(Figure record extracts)
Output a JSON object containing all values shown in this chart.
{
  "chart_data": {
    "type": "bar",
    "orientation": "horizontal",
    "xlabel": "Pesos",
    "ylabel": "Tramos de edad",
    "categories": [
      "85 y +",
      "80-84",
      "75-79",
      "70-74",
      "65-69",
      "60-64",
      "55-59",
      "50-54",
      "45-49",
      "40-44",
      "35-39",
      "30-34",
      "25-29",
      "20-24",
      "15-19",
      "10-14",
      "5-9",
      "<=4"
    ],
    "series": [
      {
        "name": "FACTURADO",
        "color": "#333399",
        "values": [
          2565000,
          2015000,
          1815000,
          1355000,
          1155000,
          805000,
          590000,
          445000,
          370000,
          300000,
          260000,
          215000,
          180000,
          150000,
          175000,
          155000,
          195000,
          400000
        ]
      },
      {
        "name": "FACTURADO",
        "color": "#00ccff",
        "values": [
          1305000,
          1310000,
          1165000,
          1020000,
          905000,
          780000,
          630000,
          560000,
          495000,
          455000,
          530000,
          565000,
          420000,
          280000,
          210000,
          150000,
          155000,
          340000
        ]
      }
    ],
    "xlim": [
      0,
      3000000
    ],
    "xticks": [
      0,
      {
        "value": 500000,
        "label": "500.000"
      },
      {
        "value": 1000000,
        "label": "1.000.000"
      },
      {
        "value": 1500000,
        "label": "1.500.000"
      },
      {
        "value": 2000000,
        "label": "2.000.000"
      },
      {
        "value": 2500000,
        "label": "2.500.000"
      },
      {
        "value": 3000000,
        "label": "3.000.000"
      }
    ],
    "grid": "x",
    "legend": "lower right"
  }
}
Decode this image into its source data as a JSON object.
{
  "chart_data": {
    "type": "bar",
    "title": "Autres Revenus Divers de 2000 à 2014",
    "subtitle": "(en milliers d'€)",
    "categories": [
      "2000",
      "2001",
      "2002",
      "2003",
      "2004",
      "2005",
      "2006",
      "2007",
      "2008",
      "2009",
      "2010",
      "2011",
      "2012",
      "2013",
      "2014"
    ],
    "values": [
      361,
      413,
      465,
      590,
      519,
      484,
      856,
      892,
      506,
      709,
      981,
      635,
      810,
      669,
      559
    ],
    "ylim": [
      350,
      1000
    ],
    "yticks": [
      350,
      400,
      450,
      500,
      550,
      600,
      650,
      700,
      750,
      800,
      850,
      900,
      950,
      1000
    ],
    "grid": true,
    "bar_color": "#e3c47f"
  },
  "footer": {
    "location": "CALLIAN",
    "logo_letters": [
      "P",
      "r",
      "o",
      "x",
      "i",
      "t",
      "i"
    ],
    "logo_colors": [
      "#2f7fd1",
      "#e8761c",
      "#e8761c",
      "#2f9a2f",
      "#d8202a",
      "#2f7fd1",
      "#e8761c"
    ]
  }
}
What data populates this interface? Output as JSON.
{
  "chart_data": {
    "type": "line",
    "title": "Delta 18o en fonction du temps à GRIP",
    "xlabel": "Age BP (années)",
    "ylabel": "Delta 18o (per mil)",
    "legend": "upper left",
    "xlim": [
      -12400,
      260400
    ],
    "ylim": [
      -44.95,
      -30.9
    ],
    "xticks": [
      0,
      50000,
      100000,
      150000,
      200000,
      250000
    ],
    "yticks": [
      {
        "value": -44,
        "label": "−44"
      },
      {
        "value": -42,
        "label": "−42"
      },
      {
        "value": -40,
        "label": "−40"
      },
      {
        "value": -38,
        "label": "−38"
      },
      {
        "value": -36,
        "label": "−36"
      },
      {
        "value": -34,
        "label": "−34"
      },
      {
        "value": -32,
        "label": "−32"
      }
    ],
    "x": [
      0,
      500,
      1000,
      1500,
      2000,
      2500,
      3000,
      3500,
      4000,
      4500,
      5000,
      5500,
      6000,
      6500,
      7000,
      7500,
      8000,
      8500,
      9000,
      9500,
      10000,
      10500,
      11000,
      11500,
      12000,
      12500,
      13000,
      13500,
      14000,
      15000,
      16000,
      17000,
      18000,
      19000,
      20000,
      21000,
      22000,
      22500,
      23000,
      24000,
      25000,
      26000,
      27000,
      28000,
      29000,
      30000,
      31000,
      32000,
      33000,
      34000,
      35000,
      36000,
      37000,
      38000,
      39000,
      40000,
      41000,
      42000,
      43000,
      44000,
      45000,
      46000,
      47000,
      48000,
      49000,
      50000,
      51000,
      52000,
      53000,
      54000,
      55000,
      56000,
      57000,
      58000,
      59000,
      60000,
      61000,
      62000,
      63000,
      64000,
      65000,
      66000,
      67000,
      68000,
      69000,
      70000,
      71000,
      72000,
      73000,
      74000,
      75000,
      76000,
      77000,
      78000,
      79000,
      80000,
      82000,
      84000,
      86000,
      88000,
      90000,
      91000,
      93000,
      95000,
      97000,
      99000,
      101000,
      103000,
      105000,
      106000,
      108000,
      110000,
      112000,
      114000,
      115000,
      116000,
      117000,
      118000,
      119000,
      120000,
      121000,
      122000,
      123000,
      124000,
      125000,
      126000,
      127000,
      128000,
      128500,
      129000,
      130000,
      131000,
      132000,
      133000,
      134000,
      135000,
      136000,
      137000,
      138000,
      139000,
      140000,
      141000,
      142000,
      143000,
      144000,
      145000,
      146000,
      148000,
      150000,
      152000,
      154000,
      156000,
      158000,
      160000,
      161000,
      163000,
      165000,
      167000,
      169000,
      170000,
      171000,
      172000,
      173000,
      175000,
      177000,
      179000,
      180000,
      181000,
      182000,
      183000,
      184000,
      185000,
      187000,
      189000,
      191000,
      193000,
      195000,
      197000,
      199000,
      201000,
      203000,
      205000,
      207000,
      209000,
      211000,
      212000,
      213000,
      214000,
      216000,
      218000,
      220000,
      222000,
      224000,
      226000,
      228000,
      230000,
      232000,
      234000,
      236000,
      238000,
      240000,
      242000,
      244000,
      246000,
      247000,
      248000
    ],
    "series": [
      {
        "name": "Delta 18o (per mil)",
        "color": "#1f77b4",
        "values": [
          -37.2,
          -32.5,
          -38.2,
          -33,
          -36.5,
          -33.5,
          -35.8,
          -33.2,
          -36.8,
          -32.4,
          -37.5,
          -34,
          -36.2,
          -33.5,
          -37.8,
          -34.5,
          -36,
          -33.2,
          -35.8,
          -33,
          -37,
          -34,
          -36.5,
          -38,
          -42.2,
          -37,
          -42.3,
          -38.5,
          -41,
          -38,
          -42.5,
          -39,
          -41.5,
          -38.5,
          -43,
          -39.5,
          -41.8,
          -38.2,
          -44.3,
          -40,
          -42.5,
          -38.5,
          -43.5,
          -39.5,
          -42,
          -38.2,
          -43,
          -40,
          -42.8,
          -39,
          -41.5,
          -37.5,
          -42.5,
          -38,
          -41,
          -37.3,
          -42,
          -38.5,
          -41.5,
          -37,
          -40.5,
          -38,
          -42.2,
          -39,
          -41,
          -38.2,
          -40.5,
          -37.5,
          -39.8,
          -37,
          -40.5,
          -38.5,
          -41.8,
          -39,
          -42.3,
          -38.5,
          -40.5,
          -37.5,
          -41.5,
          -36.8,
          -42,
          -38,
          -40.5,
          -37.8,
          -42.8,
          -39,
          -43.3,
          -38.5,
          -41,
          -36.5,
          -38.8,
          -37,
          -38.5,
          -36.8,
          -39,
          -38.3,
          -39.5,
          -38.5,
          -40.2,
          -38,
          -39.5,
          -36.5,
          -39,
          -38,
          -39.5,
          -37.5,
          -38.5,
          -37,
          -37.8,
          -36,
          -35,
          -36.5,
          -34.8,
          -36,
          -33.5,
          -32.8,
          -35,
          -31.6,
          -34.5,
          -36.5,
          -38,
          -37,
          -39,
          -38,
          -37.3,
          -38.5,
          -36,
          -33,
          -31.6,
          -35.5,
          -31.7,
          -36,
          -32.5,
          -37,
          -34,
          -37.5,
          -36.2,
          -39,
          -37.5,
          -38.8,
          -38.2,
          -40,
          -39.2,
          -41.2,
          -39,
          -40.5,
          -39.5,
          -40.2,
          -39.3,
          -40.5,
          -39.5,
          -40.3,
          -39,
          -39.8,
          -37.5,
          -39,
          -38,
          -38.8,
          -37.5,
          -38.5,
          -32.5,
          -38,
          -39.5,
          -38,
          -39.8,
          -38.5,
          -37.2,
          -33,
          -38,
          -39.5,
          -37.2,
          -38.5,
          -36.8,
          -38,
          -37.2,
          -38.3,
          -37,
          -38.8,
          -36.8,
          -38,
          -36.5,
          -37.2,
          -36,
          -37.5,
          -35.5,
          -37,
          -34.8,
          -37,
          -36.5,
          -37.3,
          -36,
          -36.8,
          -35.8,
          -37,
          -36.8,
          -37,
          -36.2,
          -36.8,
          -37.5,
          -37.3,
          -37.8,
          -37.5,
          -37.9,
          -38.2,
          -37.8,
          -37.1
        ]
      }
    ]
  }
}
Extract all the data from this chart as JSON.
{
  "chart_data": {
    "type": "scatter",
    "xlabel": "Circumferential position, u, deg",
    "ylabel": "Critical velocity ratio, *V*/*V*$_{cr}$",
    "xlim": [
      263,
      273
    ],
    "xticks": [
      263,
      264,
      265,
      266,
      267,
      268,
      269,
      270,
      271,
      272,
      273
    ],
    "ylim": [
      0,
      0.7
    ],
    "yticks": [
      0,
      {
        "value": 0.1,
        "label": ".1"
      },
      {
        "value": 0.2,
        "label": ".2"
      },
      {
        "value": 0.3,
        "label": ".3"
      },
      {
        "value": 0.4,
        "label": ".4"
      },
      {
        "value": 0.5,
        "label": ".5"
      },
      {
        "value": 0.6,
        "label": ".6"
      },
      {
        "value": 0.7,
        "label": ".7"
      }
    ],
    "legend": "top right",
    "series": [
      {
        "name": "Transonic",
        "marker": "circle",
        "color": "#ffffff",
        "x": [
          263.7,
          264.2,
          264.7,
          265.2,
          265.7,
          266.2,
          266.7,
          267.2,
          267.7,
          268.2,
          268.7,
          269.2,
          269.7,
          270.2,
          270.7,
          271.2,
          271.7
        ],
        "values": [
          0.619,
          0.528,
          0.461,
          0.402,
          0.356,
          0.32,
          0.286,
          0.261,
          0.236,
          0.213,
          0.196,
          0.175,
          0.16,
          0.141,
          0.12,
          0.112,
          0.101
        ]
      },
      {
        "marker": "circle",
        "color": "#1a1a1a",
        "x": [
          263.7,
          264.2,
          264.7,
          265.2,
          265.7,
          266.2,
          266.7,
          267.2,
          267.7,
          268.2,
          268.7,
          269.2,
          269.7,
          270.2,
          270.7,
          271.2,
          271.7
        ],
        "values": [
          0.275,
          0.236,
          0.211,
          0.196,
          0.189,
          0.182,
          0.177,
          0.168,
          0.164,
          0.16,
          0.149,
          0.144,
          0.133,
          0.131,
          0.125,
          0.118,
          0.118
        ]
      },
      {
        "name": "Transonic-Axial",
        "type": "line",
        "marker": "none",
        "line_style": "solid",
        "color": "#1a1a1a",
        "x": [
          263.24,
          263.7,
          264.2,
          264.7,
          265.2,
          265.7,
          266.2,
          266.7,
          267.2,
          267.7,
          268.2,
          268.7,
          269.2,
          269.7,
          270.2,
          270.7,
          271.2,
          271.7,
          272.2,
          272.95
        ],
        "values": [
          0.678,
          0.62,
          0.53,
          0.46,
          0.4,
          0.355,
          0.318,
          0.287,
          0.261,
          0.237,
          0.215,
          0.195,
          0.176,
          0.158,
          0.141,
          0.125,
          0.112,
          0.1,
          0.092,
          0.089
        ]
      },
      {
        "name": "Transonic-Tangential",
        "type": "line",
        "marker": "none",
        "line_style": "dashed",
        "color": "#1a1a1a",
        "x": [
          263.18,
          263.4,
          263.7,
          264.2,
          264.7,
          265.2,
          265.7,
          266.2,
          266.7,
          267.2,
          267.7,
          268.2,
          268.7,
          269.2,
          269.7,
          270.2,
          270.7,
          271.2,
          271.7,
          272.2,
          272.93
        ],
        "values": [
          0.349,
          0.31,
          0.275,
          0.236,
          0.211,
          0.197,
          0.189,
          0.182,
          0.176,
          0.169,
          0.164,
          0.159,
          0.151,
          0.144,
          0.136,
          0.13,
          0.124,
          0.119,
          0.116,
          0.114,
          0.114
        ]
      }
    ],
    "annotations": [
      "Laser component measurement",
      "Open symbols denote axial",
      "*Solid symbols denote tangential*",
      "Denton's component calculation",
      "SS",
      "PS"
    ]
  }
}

▶ Task description
Show each line holding the word "this".

▶ Answer in full
Output a JSON object containing all values shown in this chart.
Decode this image into its source data as a JSON object.
What data populates this interface? Output as JSON.
Extract all the data from this chart as JSON.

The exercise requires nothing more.